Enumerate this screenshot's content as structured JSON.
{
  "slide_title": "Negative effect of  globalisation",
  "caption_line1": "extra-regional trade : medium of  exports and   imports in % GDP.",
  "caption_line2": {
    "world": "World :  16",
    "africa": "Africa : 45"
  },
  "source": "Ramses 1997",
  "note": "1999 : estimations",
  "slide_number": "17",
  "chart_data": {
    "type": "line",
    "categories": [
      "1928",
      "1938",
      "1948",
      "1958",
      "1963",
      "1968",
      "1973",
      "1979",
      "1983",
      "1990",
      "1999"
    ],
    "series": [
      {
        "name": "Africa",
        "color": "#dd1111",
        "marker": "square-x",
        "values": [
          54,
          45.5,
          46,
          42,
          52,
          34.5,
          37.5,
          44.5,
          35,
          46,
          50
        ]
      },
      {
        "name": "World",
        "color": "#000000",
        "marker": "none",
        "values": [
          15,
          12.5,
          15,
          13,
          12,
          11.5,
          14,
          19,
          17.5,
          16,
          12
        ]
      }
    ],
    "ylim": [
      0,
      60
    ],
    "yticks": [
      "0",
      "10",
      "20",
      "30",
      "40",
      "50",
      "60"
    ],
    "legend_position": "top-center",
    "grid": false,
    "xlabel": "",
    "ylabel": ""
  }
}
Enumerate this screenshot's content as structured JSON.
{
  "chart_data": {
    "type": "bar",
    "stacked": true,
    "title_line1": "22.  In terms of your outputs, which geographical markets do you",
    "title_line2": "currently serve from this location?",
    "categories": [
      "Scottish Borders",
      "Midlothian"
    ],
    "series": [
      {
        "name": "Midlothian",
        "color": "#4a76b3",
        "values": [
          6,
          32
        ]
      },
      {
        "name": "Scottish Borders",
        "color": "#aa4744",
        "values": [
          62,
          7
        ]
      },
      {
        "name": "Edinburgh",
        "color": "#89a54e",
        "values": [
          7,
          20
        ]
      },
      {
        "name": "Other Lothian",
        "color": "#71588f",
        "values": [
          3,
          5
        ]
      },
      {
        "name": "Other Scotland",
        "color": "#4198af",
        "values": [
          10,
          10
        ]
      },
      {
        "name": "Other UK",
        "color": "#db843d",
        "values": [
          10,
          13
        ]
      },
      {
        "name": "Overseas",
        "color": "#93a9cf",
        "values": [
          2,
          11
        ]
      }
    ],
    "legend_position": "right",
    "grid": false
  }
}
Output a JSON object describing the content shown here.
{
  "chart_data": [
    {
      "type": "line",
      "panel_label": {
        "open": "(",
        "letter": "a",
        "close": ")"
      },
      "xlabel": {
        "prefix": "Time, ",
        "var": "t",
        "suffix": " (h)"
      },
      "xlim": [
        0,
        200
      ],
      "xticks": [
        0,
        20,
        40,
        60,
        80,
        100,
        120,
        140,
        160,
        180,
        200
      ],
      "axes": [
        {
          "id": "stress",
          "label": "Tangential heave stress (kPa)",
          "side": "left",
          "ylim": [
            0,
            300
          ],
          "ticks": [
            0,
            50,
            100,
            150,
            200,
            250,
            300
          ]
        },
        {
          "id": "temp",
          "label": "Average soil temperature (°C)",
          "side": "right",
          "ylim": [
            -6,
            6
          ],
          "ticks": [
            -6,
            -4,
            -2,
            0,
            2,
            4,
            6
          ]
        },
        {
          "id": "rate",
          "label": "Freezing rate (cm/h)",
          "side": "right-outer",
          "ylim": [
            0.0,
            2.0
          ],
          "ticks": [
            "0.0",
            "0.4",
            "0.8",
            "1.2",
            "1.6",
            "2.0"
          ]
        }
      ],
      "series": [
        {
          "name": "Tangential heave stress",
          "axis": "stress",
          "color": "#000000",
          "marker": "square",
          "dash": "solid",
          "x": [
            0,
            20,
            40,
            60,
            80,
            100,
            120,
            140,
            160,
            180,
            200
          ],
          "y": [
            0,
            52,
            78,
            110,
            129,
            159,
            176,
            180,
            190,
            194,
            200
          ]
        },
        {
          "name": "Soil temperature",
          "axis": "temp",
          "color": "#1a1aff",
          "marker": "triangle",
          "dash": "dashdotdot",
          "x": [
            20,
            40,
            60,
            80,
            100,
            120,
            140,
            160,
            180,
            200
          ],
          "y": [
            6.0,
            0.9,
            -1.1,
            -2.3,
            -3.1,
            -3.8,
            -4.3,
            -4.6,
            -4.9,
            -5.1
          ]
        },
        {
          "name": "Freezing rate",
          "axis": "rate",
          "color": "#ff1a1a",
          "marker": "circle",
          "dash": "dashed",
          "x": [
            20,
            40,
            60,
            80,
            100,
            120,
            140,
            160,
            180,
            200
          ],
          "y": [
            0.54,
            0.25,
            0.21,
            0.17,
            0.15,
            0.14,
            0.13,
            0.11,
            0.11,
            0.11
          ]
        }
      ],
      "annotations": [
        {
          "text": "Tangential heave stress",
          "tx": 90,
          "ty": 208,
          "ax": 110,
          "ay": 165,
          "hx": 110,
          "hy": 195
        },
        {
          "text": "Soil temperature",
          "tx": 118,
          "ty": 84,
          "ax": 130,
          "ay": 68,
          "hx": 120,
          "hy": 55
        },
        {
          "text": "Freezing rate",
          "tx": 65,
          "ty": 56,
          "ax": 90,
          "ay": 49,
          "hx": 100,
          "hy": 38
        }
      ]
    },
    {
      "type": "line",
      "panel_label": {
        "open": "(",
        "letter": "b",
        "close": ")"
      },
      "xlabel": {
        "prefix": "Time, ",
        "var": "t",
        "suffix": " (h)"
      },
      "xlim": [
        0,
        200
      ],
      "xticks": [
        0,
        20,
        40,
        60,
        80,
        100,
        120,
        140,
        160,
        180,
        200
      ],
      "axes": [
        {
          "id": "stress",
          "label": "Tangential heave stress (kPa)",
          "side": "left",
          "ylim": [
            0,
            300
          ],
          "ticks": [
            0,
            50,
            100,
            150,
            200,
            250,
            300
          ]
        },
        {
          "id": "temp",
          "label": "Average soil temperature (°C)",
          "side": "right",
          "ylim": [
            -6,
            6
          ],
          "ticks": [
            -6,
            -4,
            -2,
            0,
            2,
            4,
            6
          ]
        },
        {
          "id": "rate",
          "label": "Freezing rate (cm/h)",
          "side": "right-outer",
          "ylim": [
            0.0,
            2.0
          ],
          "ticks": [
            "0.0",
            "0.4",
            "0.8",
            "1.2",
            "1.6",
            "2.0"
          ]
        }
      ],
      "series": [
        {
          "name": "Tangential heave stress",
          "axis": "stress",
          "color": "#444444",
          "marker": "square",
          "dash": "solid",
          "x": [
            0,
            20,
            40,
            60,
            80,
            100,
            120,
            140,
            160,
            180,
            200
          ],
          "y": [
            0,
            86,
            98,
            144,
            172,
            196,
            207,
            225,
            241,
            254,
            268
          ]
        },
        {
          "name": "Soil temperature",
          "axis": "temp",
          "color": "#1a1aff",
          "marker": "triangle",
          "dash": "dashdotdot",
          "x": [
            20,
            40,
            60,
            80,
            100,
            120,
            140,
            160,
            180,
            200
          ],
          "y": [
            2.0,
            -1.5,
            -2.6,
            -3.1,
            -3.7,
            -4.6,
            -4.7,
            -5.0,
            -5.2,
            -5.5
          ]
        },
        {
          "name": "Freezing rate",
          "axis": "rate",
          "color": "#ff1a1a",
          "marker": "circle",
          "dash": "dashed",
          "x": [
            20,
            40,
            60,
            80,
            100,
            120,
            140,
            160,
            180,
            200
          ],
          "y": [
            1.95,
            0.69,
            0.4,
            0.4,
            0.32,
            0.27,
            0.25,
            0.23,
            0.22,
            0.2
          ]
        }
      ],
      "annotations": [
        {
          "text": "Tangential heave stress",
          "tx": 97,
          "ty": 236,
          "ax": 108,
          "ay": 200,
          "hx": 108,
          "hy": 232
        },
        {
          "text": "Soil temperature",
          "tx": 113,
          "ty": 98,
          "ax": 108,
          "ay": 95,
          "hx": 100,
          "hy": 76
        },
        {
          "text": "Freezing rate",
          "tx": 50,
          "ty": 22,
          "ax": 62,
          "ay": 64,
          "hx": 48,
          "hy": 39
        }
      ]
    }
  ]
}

────────────────────────────────────────

▶ **Required work**: From the material, report only how many lines include the word "Borders".

▶ **Exercise solution**: 2